What the task asks =
Would you return the records unchanged, from their first line through the line with "norm-value: 0,05 (1843, 936, 1919, 976)", with both ends included?

Supplied material =
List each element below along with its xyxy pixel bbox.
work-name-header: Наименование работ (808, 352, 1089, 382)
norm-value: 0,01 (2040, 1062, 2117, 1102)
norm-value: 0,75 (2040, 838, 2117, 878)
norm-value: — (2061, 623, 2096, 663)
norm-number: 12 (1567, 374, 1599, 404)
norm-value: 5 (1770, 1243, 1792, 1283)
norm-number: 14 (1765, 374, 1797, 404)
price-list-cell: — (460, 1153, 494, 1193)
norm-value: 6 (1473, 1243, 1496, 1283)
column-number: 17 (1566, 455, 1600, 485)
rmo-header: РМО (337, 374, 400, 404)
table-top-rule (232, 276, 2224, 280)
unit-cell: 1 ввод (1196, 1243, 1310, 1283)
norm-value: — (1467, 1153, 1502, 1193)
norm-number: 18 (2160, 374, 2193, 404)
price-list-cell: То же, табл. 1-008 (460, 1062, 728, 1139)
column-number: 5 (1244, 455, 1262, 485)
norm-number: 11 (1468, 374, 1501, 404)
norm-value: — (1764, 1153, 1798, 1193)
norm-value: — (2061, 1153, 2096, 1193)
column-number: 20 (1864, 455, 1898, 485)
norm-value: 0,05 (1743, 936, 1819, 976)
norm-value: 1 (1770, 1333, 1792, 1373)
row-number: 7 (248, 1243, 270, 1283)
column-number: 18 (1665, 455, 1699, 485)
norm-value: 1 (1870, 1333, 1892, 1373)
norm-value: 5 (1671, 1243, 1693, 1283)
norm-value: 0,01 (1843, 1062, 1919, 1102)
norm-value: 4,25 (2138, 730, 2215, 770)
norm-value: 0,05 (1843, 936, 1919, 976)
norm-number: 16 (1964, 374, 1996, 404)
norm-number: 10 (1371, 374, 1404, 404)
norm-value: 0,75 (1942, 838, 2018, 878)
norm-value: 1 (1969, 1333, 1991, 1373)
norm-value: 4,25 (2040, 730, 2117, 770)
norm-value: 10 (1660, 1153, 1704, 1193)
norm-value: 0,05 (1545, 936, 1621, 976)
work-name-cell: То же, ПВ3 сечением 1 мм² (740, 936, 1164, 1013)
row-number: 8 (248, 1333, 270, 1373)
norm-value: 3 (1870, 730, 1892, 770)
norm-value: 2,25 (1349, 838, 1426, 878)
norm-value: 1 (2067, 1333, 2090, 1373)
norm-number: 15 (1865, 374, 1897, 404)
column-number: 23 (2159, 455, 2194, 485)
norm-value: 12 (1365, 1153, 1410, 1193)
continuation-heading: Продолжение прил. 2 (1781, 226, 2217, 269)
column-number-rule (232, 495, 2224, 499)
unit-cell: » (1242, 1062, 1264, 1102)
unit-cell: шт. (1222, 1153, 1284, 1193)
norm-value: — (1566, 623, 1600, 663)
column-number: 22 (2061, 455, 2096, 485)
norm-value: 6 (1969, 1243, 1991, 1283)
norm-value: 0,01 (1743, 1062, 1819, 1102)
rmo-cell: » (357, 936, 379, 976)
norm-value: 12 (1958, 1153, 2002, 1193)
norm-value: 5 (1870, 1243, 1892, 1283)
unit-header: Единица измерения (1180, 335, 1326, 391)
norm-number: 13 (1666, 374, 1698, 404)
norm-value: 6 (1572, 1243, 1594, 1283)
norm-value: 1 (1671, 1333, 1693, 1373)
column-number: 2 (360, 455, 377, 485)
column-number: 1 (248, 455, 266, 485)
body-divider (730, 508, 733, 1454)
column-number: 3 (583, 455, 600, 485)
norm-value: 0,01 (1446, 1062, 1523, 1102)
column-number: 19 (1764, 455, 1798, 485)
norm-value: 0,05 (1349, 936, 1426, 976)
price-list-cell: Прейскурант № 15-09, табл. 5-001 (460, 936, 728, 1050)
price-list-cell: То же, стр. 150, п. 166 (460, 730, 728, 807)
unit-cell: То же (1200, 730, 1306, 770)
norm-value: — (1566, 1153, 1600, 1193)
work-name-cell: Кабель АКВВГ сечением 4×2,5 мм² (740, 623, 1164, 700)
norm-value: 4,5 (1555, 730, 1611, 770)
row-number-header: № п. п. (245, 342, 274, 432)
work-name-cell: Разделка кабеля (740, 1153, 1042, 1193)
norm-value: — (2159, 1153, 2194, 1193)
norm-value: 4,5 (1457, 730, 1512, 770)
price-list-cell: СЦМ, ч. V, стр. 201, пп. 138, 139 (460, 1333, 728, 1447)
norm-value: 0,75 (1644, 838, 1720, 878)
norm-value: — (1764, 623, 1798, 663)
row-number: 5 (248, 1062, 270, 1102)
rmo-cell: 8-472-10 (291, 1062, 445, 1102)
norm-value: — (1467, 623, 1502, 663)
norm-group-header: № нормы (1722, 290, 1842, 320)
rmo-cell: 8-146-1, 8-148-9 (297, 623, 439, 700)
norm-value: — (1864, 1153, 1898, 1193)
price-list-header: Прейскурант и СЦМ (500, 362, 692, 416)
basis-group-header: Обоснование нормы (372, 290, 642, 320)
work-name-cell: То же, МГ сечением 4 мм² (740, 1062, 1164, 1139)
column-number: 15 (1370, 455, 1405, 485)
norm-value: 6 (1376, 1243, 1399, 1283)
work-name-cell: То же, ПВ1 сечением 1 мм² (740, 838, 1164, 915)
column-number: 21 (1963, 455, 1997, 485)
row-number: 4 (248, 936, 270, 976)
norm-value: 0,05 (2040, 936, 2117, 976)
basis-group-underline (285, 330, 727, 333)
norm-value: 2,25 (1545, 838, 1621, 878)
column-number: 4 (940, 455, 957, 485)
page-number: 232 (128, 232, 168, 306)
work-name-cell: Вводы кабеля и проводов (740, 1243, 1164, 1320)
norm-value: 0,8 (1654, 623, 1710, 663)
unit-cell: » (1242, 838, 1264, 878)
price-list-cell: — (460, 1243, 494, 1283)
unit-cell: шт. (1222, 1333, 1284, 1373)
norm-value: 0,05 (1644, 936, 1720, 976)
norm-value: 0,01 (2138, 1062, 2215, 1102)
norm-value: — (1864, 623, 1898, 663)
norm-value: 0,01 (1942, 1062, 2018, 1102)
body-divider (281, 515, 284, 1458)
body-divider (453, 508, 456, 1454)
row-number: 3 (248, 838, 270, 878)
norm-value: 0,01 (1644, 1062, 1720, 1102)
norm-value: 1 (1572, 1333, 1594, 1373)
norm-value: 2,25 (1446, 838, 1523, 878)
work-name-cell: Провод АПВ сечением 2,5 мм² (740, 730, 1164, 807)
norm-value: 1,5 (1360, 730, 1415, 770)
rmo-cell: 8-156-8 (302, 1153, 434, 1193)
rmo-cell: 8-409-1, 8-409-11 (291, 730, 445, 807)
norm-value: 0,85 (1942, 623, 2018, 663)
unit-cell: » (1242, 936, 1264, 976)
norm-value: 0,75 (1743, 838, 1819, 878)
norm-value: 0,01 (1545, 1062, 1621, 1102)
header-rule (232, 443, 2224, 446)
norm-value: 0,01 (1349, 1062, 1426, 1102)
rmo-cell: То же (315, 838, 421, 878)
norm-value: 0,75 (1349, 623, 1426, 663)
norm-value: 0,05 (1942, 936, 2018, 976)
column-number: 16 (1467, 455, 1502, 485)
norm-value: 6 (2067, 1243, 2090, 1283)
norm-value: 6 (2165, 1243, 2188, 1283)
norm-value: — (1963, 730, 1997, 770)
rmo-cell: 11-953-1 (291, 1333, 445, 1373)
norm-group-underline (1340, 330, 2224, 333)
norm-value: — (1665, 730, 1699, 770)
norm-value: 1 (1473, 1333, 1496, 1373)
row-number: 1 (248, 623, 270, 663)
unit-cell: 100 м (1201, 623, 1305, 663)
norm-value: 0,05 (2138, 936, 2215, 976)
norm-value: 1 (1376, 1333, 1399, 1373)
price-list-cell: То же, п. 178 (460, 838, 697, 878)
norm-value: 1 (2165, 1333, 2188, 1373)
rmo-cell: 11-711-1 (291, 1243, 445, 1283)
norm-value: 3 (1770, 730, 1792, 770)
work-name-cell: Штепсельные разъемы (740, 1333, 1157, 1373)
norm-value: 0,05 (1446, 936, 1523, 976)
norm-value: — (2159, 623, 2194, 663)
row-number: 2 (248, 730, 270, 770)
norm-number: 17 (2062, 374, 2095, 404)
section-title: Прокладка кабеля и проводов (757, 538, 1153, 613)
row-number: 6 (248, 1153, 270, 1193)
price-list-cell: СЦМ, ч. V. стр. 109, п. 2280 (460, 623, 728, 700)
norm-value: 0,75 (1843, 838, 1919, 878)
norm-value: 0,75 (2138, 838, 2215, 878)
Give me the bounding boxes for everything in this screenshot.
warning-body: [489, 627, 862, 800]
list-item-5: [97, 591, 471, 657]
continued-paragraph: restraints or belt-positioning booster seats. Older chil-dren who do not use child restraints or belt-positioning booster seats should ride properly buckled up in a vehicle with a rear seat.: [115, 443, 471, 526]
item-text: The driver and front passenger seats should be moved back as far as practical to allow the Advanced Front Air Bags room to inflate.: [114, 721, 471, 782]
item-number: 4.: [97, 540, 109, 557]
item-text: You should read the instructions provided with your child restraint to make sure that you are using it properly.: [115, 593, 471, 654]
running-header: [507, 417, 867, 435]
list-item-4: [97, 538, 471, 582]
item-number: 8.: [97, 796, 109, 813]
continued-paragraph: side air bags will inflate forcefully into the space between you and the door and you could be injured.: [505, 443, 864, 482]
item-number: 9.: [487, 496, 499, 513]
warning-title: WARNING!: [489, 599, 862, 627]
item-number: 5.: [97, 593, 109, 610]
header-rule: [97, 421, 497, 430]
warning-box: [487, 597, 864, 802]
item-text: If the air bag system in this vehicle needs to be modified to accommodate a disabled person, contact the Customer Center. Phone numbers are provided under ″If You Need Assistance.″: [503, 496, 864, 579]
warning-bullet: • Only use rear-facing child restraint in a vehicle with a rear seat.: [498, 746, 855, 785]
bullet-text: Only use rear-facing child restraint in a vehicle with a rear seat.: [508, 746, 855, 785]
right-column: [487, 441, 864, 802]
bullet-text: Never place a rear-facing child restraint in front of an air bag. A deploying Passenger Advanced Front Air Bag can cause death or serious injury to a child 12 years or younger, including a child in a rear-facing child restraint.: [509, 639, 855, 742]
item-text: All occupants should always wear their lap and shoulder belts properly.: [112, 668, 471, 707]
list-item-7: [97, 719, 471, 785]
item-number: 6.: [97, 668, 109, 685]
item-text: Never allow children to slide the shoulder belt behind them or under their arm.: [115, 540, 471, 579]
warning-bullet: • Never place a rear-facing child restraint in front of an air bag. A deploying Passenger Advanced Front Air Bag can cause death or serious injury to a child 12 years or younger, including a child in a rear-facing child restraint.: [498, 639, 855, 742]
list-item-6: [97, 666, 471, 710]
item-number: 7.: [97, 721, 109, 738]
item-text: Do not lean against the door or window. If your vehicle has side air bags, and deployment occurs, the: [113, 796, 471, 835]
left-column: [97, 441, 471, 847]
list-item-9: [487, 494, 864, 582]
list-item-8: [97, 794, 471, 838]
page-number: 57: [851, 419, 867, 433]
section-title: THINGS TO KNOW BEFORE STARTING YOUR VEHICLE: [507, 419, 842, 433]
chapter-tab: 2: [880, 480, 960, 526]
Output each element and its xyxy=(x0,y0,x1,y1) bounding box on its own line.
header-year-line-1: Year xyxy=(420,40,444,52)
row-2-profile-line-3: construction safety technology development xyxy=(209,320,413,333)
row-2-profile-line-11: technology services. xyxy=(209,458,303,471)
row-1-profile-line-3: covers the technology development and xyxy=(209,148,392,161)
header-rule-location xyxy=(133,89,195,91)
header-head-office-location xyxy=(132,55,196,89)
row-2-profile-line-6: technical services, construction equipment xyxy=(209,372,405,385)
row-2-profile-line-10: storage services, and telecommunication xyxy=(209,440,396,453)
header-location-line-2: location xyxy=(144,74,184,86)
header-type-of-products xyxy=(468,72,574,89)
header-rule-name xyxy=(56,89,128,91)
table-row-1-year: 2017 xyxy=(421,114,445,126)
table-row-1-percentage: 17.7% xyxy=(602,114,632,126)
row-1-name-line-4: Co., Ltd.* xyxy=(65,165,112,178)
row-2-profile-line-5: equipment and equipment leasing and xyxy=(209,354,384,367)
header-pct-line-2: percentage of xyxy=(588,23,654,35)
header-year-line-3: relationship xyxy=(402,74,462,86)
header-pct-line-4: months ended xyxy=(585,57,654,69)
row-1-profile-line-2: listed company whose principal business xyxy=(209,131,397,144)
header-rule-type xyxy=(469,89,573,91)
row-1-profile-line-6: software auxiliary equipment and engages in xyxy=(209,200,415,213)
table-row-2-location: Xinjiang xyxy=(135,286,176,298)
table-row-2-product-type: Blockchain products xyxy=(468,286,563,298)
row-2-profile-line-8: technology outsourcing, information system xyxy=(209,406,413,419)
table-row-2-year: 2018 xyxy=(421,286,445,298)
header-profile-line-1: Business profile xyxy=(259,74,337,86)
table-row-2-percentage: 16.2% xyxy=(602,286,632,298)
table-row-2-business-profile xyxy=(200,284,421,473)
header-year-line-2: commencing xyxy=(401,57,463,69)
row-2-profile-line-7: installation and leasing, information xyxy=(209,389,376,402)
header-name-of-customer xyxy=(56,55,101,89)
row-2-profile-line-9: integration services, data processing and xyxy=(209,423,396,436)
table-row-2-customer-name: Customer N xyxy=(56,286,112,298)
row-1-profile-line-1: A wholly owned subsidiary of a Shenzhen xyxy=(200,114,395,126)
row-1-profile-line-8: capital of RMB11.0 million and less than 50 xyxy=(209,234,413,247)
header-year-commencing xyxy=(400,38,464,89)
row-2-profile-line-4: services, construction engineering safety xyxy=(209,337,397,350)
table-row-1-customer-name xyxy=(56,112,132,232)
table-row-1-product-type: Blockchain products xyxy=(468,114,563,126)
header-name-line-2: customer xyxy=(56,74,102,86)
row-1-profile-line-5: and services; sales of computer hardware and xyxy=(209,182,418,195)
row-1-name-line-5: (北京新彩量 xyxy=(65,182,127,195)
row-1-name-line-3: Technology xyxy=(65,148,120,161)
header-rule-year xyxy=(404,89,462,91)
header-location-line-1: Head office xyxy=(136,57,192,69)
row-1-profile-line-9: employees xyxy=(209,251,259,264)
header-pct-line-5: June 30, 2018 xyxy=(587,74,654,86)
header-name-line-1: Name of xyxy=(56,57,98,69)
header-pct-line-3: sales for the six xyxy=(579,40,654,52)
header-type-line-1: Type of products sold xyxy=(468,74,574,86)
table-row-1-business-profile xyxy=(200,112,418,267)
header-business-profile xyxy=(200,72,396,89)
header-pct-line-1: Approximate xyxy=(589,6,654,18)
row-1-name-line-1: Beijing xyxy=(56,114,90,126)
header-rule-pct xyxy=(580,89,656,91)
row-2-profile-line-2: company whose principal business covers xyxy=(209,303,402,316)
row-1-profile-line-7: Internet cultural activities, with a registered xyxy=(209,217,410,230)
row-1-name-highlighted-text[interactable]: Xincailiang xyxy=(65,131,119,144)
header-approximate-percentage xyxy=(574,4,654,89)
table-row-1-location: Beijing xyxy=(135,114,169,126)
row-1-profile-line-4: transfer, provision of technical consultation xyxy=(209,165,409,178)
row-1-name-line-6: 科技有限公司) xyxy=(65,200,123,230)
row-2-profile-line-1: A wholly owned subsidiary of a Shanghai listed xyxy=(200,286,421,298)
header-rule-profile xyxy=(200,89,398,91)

Response =
List each element below along with its xyxy pixel bbox.
work-name-header: Наименование работ (808, 352, 1089, 382)
norm-value: 0,01 (2040, 1062, 2117, 1102)
norm-value: 0,75 (2040, 838, 2117, 878)
norm-value: — (2061, 623, 2096, 663)
norm-number: 12 (1567, 374, 1599, 404)
norm-value: 5 (1770, 1243, 1792, 1283)
norm-number: 14 (1765, 374, 1797, 404)
price-list-cell: — (460, 1153, 494, 1193)
norm-value: 6 (1473, 1243, 1496, 1283)
column-number: 17 (1566, 455, 1600, 485)
rmo-header: РМО (337, 374, 400, 404)
table-top-rule (232, 276, 2224, 280)
unit-cell: 1 ввод (1196, 1243, 1310, 1283)
norm-value: — (1467, 1153, 1502, 1193)
norm-number: 18 (2160, 374, 2193, 404)
price-list-cell: То же, табл. 1-008 (460, 1062, 728, 1139)
column-number: 5 (1244, 455, 1262, 485)
norm-number: 11 (1468, 374, 1501, 404)
norm-value: — (1764, 1153, 1798, 1193)
norm-value: — (2061, 1153, 2096, 1193)
column-number: 20 (1864, 455, 1898, 485)
norm-value: 0,05 (1743, 936, 1819, 976)
norm-value: 1 (1770, 1333, 1792, 1373)
row-number: 7 (248, 1243, 270, 1283)
column-number: 18 (1665, 455, 1699, 485)
norm-value: 1 (1870, 1333, 1892, 1373)
norm-value: 5 (1671, 1243, 1693, 1283)
norm-value: 0,01 (1843, 1062, 1919, 1102)
norm-value: 4,25 (2138, 730, 2215, 770)
norm-value: 0,05 (1843, 936, 1919, 976)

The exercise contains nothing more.